▶ [Given request]
The records below must be retyped exactly.

Stored data
=====
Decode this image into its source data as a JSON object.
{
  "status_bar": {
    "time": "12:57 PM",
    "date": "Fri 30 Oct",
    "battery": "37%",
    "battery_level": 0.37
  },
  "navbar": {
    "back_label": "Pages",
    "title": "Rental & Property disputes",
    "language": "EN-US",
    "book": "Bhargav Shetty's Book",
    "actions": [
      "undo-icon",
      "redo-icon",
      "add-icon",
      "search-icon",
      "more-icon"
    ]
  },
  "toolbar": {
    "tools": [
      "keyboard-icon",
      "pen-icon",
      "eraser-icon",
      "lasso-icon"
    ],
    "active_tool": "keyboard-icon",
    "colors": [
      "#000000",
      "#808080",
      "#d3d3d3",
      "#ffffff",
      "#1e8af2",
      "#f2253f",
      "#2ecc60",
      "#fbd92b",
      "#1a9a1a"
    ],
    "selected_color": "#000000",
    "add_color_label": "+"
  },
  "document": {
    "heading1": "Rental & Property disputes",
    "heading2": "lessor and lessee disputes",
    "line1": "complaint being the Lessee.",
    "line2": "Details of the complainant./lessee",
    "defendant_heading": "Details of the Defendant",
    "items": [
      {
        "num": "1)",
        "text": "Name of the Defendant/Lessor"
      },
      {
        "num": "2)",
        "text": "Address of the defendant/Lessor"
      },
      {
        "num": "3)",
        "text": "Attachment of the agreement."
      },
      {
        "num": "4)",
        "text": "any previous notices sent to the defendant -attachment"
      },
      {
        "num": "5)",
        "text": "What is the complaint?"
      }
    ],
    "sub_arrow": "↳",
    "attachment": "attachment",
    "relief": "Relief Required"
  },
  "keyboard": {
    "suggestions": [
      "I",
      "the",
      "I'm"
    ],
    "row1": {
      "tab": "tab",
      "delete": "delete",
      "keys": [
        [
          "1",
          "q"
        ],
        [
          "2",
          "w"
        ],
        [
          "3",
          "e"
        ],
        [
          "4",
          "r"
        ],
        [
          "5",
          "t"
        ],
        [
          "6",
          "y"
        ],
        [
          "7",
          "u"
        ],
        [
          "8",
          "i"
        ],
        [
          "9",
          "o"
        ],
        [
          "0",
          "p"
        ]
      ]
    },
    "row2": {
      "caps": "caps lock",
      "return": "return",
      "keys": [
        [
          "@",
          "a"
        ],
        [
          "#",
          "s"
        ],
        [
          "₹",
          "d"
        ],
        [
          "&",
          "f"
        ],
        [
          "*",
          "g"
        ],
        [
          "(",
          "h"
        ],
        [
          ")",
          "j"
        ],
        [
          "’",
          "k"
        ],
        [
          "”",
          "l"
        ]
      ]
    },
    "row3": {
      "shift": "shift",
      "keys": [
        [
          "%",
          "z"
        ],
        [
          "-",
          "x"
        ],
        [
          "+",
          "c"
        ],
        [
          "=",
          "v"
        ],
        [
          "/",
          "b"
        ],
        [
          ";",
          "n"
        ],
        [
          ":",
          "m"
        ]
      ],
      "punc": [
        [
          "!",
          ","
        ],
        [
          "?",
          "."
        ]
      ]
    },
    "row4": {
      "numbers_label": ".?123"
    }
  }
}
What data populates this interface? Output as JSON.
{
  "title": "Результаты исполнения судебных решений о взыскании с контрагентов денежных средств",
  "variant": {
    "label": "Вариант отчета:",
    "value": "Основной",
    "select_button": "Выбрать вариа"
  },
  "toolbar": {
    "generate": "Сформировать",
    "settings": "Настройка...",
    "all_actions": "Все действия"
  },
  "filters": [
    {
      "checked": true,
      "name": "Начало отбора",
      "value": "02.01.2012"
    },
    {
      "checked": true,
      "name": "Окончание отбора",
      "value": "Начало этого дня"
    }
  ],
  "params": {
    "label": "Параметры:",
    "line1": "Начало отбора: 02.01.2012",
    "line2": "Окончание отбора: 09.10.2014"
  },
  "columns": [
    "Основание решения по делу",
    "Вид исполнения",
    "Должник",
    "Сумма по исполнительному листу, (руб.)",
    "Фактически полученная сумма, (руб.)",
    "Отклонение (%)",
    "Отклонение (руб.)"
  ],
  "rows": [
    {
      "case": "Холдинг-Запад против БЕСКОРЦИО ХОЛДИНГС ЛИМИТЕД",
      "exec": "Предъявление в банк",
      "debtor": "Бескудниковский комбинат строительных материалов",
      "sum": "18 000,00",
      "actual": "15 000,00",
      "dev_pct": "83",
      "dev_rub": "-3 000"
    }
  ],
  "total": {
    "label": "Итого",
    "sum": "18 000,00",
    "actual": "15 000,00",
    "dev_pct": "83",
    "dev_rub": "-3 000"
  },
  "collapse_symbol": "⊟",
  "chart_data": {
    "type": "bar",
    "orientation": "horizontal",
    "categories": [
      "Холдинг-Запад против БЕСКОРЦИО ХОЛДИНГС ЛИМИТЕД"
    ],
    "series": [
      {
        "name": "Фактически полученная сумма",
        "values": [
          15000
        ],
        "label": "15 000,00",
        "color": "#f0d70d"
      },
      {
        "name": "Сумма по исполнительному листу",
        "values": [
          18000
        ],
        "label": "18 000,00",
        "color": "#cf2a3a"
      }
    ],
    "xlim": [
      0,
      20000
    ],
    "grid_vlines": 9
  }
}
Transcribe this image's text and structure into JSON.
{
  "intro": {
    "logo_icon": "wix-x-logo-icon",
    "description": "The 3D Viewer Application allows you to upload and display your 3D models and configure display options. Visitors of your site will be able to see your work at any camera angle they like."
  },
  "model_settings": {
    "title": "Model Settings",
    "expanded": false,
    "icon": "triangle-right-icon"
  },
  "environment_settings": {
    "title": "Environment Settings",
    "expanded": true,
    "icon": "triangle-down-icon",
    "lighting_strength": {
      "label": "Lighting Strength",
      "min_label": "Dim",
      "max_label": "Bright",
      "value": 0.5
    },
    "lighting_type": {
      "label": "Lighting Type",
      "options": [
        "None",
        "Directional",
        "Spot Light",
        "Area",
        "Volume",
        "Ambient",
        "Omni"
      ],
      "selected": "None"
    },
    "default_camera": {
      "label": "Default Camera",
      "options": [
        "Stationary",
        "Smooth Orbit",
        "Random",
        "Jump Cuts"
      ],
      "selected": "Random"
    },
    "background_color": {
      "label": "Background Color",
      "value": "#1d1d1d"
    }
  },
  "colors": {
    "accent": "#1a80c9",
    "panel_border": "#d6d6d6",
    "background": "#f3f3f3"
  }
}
=====
▶ [Finished task]
Decode this image into its source data as a JSON object.
{
  "status_bar": {
    "time": "12:57 PM",
    "date": "Fri 30 Oct",
    "battery": "37%",
    "battery_level": 0.37
  },
  "navbar": {
    "back_label": "Pages",
    "title": "Rental & Property disputes",
    "language": "EN-US",
    "book": "Bhargav Shetty's Book",
    "actions": [
      "undo-icon",
      "redo-icon",
      "add-icon",
      "search-icon",
      "more-icon"
    ]
  },
  "toolbar": {
    "tools": [
      "keyboard-icon",
      "pen-icon",
      "eraser-icon",
      "lasso-icon"
    ],
    "active_tool": "keyboard-icon",
    "colors": [
      "#000000",
      "#808080",
      "#d3d3d3",
      "#ffffff",
      "#1e8af2",
      "#f2253f",
      "#2ecc60",
      "#fbd92b",
      "#1a9a1a"
    ],
    "selected_color": "#000000",
    "add_color_label": "+"
  },
  "document": {
    "heading1": "Rental & Property disputes",
    "heading2": "lessor and lessee disputes",
    "line1": "complaint being the Lessee.",
    "line2": "Details of the complainant./lessee",
    "defendant_heading": "Details of the Defendant",
    "items": [
      {
        "num": "1)",
        "text": "Name of the Defendant/Lessor"
      },
      {
        "num": "2)",
        "text": "Address of the defendant/Lessor"
      },
      {
        "num": "3)",
        "text": "Attachment of the agreement."
      },
      {
        "num": "4)",
        "text": "any previous notices sent to the defendant -attachment"
      },
      {
        "num": "5)",
        "text": "What is the complaint?"
      }
    ],
    "sub_arrow": "↳",
    "attachment": "attachment",
    "relief": "Relief Required"
  },
  "keyboard": {
    "suggestions": [
      "I",
      "the",
      "I'm"
    ],
    "row1": {
      "tab": "tab",
      "delete": "delete",
      "keys": [
        [
          "1",
          "q"
        ],
        [
          "2",
          "w"
        ],
        [
          "3",
          "e"
        ],
        [
          "4",
          "r"
        ],
        [
          "5",
          "t"
        ],
        [
          "6",
          "y"
        ],
        [
          "7",
          "u"
        ],
        [
          "8",
          "i"
        ],
        [
          "9",
          "o"
        ],
        [
          "0",
          "p"
        ]
      ]
    },
    "row2": {
      "caps": "caps lock",
      "return": "return",
      "keys": [
        [
          "@",
          "a"
        ],
        [
          "#",
          "s"
        ],
        [
          "₹",
          "d"
        ],
        [
          "&",
          "f"
        ],
        [
          "*",
          "g"
        ],
        [
          "(",
          "h"
        ],
        [
          ")",
          "j"
        ],
        [
          "’",
          "k"
        ],
        [
          "”",
          "l"
        ]
      ]
    },
    "row3": {
      "shift": "shift",
      "keys": [
        [
          "%",
          "z"
        ],
        [
          "-",
          "x"
        ],
        [
          "+",
          "c"
        ],
        [
          "=",
          "v"
        ],
        [
          "/",
          "b"
        ],
        [
          ";",
          "n"
        ],
        [
          ":",
          "m"
        ]
      ],
      "punc": [
        [
          "!",
          ","
        ],
        [
          "?",
          "."
        ]
      ]
    },
    "row4": {
      "numbers_label": ".?123"
    }
  }
}
What data populates this interface? Output as JSON.
{
  "title": "Результаты исполнения судебных решений о взыскании с контрагентов денежных средств",
  "variant": {
    "label": "Вариант отчета:",
    "value": "Основной",
    "select_button": "Выбрать вариа"
  },
  "toolbar": {
    "generate": "Сформировать",
    "settings": "Настройка...",
    "all_actions": "Все действия"
  },
  "filters": [
    {
      "checked": true,
      "name": "Начало отбора",
      "value": "02.01.2012"
    },
    {
      "checked": true,
      "name": "Окончание отбора",
      "value": "Начало этого дня"
    }
  ],
  "params": {
    "label": "Параметры:",
    "line1": "Начало отбора: 02.01.2012",
    "line2": "Окончание отбора: 09.10.2014"
  },
  "columns": [
    "Основание решения по делу",
    "Вид исполнения",
    "Должник",
    "Сумма по исполнительному листу, (руб.)",
    "Фактически полученная сумма, (руб.)",
    "Отклонение (%)",
    "Отклонение (руб.)"
  ],
  "rows": [
    {
      "case": "Холдинг-Запад против БЕСКОРЦИО ХОЛДИНГС ЛИМИТЕД",
      "exec": "Предъявление в банк",
      "debtor": "Бескудниковский комбинат строительных материалов",
      "sum": "18 000,00",
      "actual": "15 000,00",
      "dev_pct": "83",
      "dev_rub": "-3 000"
    }
  ],
  "total": {
    "label": "Итого",
    "sum": "18 000,00",
    "actual": "15 000,00",
    "dev_pct": "83",
    "dev_rub": "-3 000"
  },
  "collapse_symbol": "⊟",
  "chart_data": {
    "type": "bar",
    "orientation": "horizontal",
    "categories": [
      "Холдинг-Запад против БЕСКОРЦИО ХОЛДИНГС ЛИМИТЕД"
    ],
    "series": [
      {
        "name": "Фактически полученная сумма",
        "values": [
          15000
        ],
        "label": "15 000,00",
        "color": "#f0d70d"
      },
      {
        "name": "Сумма по исполнительному листу",
        "values": [
          18000
        ],
        "label": "18 000,00",
        "color": "#cf2a3a"
      }
    ],
    "xlim": [
      0,
      20000
    ],
    "grid_vlines": 9
  }
}
Transcribe this image's text and structure into JSON.
{
  "intro": {
    "logo_icon": "wix-x-logo-icon",
    "description": "The 3D Viewer Application allows you to upload and display your 3D models and configure display options. Visitors of your site will be able to see your work at any camera angle they like."
  },
  "model_settings": {
    "title": "Model Settings",
    "expanded": false,
    "icon": "triangle-right-icon"
  },
  "environment_settings": {
    "title": "Environment Settings",
    "expanded": true,
    "icon": "triangle-down-icon",
    "lighting_strength": {
      "label": "Lighting Strength",
      "min_label": "Dim",
      "max_label": "Bright",
      "value": 0.5
    },
    "lighting_type": {
      "label": "Lighting Type",
      "options": [
        "None",
        "Directional",
        "Spot Light",
        "Area",
        "Volume",
        "Ambient",
        "Omni"
      ],
      "selected": "None"
    },
    "default_camera": {
      "label": "Default Camera",
      "options": [
        "Stationary",
        "Smooth Orbit",
        "Random",
        "Jump Cuts"
      ],
      "selected": "Random"
    },
    "background_color": {
      "label": "Background Color",
      "value": "#1d1d1d"
    }
  },
  "colors": {
    "accent": "#1a80c9",
    "panel_border": "#d6d6d6",
    "background": "#f3f3f3"
  }
}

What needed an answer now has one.